▶ [Problems]
**a.** Decide whether each statement below agrees with the commentary on Fidel Castro, answering yes or no and quoting the words from the commentary that settle it: (i) Castro was 84 when he made the statements discussed; (ii) the commentary encourages readers to expect free elections in Cuba; (iii) the commentary says Castro has admitted that Communism is a failure.
**b.** Return the portion of the commentary on Fidel Castro starting at "But we alert" and ending at "and social failure.".

▶ [Supplied passage]
┄┄┄┄┄┄┄┄┄┄

Who gave him the clue?
Even the most poor educated people know that Communism is slavery and hunger, where individuals rights and freedom don't exist. This is why the Soviet Union collapsed in 1989-90, why in North Korea the people died on the streets by starvation.
The surprising statements of Fidel Castro, 84, to Jeffrey Godberg of The Atlantic magazine have to be taken with great reservation. Those who know Castro very well are aware of his stubbornness and manipulation of the masses. The situation in Cuba is so horrible that the tyrant is desperate and maneuvering something, not openly disclosed yet.
But we alert the people not to be optimistic about a real change of the Cuban system, much less having free election. Castro has lied thousands of times before for his personal benefit, so why to believe him now? But the good news is that the tyrant has admitted that Communism is a total political, economic, and social failure.

┄┄┄┄┄┄┄┄┄┄

▶ [Dataset extract]
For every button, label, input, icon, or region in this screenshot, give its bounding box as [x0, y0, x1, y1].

┄┄┄┄┄┄┄┄┄┄

▶ [Task-by-task outputs]
**a.**
(i) Yes: "Fidel Castro, 84,"
(ii) No: "we alert the people not to be optimistic about a real change of the Cuban system, much less having free election"
(iii) Yes: "the tyrant has admitted that Communism is a total political, economic, and social failure"

**b.**
But we alert the people not to be optimistic about a real change of the Cuban system, much less having free election. Castro has lied thousands of times before for his personal benefit, so why to believe him now? But the good news is that the tyrant has admitted that Communism is a total political, economic, and social failure.